» **Short task**: Count every line of these entries that holds the word "color", and reply with the number only.

(Records about charts and figures)
- - -
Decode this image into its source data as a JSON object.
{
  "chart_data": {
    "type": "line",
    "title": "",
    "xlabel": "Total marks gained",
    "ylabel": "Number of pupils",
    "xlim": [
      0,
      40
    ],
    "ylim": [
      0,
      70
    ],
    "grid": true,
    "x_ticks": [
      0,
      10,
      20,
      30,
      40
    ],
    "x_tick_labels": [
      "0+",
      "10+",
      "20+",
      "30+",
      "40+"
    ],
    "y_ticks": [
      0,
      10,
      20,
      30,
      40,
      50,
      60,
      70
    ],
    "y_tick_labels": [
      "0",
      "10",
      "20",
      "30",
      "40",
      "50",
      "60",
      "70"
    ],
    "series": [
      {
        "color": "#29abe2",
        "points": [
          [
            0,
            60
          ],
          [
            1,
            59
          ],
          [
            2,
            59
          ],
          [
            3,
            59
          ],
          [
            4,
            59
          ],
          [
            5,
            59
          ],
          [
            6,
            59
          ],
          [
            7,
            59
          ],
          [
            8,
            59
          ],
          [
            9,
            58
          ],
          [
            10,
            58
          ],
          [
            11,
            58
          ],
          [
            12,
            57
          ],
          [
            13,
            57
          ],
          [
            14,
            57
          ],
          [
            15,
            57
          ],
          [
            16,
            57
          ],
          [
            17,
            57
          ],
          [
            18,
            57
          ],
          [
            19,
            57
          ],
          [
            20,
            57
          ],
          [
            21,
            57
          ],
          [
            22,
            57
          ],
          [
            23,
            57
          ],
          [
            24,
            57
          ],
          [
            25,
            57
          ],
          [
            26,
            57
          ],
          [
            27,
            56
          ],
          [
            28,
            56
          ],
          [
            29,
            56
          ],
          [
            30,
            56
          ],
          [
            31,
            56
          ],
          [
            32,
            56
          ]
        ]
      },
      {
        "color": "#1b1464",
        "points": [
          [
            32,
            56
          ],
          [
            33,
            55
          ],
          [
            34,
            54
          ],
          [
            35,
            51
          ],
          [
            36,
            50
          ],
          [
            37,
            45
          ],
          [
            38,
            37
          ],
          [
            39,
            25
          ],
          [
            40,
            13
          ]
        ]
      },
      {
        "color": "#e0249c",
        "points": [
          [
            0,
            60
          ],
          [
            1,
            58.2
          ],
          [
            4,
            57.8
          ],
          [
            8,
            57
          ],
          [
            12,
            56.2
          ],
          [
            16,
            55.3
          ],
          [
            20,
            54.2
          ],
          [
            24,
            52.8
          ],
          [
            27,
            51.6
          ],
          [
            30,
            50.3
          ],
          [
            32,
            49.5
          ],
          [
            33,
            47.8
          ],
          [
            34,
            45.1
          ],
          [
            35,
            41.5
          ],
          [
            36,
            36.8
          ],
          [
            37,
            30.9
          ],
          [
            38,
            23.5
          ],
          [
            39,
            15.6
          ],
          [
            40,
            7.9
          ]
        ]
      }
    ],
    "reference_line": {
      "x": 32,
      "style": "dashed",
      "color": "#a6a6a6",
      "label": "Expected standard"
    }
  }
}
- - -
» **Task result**: 4